### PROBLEM:
Repeat the records from the line with "day-number: 19: [26, 361, 122, 375]" up to and including the line with "day-number: 23: [455, 361, 551, 375]".

### ENTRIES SHOWN:
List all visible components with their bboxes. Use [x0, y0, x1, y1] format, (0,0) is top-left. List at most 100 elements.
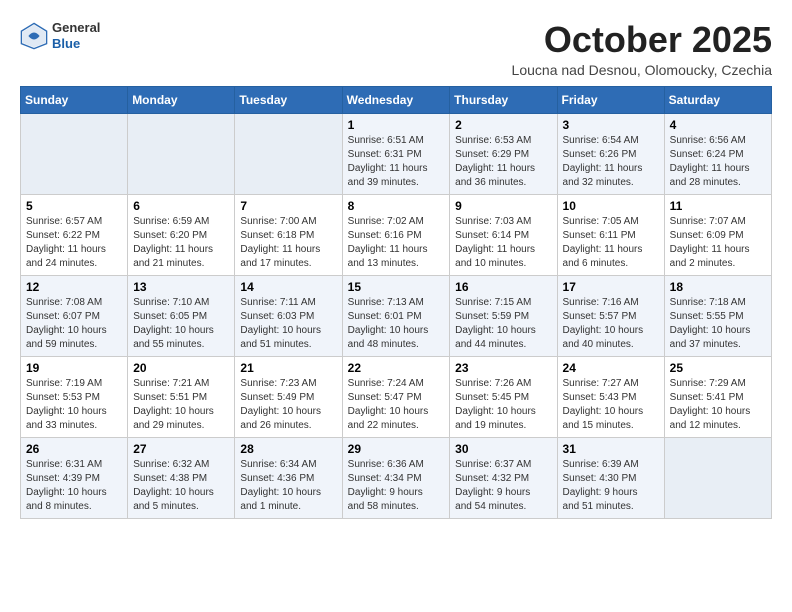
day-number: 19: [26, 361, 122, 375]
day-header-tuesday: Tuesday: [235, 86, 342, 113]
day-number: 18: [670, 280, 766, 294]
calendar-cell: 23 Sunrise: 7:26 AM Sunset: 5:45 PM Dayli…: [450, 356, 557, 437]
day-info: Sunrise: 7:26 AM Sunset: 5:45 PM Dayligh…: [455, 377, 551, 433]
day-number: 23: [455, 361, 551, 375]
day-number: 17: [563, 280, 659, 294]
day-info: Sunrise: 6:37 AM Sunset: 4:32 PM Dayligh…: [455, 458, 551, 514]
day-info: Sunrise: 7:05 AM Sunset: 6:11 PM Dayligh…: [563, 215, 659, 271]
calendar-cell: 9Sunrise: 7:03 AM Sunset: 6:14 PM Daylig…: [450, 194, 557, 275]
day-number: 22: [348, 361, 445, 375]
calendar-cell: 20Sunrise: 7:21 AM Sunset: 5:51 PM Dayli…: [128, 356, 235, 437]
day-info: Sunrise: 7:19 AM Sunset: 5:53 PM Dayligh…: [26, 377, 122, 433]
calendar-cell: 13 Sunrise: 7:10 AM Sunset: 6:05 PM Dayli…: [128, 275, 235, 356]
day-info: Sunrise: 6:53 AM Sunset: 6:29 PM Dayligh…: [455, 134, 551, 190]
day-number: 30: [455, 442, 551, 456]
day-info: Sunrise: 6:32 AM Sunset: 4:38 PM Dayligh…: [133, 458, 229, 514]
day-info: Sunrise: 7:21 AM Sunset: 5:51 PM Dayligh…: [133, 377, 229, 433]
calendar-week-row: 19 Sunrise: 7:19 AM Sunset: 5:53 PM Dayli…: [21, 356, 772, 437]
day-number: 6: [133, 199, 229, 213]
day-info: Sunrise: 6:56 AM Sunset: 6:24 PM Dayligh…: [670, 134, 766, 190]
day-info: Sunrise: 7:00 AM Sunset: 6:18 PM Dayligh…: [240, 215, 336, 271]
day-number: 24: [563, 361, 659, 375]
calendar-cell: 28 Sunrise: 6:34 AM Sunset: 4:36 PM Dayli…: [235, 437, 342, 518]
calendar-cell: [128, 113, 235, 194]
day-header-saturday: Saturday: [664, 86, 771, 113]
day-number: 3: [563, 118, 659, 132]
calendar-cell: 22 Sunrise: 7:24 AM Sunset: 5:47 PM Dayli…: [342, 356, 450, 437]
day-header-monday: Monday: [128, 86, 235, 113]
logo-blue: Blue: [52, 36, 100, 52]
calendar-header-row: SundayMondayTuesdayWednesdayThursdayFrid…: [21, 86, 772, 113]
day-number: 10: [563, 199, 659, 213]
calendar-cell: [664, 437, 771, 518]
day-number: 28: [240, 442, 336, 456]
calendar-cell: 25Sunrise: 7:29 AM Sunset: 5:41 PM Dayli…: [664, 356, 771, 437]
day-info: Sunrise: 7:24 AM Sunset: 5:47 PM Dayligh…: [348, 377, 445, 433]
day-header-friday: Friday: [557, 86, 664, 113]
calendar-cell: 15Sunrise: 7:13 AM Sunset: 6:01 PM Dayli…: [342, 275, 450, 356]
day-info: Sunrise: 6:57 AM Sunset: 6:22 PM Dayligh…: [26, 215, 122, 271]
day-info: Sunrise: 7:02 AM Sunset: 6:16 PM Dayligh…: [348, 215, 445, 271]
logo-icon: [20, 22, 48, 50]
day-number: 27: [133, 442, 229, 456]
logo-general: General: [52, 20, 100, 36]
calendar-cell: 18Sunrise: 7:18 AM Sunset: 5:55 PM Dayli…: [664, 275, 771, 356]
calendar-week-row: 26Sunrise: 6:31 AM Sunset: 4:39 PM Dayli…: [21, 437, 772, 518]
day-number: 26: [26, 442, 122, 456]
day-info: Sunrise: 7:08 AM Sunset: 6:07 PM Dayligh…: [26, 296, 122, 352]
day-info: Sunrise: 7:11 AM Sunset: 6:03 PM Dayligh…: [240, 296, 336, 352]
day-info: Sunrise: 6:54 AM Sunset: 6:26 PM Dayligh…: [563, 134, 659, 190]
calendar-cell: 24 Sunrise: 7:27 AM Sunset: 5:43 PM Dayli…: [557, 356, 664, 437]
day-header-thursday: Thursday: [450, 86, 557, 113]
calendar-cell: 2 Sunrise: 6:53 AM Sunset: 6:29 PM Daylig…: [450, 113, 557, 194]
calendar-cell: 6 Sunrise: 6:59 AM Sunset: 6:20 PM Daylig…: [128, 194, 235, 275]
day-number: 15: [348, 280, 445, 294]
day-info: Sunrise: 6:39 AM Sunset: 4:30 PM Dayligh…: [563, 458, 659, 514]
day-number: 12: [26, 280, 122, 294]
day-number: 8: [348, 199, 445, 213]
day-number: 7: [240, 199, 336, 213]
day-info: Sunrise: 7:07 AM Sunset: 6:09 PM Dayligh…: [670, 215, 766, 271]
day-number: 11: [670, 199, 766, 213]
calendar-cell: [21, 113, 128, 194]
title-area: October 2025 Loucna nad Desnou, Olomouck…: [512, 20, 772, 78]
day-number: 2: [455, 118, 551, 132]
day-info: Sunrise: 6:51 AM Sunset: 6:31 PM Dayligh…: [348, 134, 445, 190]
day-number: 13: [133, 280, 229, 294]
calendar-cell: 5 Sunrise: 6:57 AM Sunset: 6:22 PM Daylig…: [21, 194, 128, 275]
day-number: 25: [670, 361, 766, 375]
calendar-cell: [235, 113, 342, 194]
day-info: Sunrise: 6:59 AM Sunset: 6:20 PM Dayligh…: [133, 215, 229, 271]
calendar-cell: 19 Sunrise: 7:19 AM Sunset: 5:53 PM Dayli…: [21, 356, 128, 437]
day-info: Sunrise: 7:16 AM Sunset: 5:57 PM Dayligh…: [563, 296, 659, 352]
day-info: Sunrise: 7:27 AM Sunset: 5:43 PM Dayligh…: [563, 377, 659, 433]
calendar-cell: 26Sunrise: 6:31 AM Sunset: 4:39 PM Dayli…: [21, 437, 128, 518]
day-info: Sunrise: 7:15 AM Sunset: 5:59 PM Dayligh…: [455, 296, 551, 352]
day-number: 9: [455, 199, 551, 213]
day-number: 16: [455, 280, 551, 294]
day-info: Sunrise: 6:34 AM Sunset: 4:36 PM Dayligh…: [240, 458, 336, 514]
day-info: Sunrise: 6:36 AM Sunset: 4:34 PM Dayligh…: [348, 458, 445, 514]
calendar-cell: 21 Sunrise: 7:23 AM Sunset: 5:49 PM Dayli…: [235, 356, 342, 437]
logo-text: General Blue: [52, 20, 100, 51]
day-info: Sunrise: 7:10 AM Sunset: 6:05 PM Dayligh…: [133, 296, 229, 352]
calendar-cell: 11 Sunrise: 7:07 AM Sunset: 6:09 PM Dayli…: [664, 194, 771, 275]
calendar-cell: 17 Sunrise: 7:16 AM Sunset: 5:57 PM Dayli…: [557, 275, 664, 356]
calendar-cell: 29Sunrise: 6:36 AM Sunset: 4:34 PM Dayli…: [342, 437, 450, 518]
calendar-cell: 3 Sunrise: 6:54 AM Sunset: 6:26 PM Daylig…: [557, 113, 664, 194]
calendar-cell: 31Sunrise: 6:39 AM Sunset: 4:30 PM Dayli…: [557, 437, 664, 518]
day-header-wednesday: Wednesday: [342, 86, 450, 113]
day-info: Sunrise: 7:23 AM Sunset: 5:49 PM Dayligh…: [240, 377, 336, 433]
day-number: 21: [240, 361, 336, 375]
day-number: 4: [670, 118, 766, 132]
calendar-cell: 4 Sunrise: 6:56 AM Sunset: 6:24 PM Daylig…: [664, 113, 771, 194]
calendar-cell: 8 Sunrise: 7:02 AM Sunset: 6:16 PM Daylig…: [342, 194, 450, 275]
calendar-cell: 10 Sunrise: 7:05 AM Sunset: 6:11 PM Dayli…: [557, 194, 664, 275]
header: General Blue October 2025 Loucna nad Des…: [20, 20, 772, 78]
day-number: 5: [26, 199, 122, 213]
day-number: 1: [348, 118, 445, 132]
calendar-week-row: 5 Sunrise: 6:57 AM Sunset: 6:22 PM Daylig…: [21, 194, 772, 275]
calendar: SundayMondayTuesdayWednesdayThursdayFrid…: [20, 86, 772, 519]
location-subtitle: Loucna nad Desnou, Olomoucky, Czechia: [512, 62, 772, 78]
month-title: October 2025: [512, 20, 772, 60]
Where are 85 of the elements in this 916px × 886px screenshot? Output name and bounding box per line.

### THE REPLY:
day-number: 19: [26, 361, 122, 375]
day-header-tuesday: Tuesday: [235, 86, 342, 113]
day-number: 18: [670, 280, 766, 294]
calendar-cell: 23 Sunrise: 7:26 AM Sunset: 5:45 PM Dayli…: [450, 356, 557, 437]
day-info: Sunrise: 7:26 AM Sunset: 5:45 PM Dayligh…: [455, 377, 551, 433]
day-number: 23: [455, 361, 551, 375]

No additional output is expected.